- [Task details]: Filter the records for lines holding the string "difference".
══ Data records
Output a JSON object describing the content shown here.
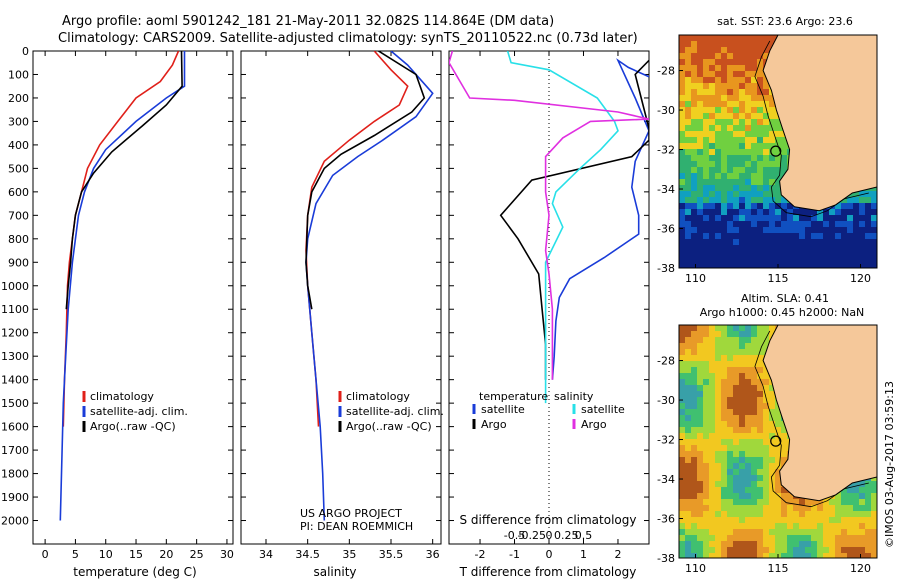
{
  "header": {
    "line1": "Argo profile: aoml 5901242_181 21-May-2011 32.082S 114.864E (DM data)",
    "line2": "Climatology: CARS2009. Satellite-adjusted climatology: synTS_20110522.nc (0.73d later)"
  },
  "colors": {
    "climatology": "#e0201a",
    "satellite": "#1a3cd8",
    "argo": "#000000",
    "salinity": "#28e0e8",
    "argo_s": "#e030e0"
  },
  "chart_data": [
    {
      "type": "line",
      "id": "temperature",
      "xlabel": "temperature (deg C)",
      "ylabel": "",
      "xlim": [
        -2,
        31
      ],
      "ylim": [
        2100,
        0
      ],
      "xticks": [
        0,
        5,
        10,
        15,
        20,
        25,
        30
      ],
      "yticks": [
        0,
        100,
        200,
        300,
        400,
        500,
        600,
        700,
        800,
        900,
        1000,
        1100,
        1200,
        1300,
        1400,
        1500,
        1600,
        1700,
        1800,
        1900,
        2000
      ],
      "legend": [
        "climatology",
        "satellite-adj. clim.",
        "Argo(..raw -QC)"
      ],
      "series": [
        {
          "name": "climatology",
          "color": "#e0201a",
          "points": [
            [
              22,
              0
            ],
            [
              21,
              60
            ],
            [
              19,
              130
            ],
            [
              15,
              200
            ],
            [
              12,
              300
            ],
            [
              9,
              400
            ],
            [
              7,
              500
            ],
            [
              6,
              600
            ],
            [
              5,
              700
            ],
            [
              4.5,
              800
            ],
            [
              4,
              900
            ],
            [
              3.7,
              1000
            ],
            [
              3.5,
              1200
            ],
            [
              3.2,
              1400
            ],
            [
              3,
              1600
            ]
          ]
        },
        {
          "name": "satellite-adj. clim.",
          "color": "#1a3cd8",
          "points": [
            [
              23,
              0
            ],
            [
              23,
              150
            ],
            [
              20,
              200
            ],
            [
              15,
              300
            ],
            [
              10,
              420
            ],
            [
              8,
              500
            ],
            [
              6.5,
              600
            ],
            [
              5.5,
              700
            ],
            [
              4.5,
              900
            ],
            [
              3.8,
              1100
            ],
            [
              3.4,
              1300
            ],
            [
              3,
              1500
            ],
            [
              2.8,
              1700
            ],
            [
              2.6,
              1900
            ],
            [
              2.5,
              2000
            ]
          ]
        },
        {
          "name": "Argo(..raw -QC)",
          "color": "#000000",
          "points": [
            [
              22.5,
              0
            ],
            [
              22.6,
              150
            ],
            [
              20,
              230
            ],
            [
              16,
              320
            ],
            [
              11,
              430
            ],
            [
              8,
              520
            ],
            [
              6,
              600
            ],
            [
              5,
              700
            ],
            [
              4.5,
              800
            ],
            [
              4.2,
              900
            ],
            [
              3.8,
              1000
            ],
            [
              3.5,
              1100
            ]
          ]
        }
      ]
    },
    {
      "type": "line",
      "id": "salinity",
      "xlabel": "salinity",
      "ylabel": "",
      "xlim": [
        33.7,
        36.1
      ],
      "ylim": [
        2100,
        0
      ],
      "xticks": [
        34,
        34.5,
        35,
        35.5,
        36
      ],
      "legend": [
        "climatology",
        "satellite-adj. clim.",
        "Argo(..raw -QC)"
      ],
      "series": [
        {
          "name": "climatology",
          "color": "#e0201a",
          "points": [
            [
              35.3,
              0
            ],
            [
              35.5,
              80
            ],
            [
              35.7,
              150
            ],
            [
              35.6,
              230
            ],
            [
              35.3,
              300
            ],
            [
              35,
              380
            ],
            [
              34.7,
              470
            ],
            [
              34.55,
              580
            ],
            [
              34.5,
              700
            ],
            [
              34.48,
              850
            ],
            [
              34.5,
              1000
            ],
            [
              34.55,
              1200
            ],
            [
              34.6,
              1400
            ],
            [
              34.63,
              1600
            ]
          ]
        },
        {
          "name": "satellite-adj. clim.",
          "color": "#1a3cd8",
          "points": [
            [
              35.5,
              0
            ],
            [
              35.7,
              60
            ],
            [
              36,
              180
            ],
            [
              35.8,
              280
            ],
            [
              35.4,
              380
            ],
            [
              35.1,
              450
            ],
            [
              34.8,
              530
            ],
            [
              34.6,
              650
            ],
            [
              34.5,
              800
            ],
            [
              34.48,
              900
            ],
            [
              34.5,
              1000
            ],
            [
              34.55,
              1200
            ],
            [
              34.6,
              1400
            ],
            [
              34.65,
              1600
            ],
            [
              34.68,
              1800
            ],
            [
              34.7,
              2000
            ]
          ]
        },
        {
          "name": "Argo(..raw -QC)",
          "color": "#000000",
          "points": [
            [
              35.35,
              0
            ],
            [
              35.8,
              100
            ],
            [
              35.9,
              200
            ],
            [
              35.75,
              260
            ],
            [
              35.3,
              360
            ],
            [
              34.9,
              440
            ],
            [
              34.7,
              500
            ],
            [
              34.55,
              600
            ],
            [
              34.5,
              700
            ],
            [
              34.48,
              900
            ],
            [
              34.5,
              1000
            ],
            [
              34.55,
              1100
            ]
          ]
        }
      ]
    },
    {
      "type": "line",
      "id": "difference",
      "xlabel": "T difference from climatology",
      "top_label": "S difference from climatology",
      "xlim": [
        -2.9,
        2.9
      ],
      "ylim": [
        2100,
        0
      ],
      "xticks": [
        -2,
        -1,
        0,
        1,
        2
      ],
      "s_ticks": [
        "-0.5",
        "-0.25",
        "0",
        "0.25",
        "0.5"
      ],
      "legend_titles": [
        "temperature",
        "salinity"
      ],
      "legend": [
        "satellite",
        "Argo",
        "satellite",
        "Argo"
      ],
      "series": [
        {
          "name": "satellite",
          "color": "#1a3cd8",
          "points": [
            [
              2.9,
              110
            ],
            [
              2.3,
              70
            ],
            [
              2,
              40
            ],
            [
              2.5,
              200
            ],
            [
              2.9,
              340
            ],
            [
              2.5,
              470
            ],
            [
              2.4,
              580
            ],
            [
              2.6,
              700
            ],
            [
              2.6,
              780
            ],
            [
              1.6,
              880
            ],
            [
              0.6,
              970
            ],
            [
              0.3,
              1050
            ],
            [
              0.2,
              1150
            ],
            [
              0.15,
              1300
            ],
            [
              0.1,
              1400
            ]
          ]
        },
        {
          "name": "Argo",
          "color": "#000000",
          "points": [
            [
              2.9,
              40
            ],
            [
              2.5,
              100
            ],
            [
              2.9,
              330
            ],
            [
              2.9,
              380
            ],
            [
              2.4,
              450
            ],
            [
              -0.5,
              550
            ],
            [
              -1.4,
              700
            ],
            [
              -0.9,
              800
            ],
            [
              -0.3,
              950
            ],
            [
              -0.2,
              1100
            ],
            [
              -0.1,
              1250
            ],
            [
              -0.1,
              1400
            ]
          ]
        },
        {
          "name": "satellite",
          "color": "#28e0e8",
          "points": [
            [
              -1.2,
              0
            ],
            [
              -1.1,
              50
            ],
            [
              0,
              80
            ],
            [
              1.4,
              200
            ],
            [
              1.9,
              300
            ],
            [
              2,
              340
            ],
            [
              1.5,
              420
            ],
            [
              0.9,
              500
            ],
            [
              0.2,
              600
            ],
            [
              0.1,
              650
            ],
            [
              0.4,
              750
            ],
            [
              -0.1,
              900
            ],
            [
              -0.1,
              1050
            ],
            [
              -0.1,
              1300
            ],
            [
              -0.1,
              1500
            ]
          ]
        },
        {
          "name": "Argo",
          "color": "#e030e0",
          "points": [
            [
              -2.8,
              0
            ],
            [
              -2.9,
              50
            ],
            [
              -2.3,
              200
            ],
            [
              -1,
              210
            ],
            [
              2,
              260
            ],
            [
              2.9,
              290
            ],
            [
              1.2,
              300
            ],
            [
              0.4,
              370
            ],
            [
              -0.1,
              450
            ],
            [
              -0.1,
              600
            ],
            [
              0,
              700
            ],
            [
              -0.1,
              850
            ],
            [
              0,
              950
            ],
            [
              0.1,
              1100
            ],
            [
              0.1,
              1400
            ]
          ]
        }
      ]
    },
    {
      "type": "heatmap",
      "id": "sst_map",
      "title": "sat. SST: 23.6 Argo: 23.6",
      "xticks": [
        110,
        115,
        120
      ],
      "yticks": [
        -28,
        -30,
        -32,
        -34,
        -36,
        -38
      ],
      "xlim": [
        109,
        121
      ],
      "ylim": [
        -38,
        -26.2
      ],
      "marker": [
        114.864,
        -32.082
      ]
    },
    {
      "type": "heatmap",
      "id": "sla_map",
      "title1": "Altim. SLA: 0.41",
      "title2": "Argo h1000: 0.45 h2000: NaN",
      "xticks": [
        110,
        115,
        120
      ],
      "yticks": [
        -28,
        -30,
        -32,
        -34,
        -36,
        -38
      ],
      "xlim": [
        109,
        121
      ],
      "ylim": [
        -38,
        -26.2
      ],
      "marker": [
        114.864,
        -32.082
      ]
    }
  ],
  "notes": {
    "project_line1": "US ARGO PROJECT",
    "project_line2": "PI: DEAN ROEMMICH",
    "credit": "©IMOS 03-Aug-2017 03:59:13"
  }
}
════
- [Reply to the exercise]:
      "id": "difference",
      "xlabel": "T difference from climatology",
      "top_label": "S difference from climatology",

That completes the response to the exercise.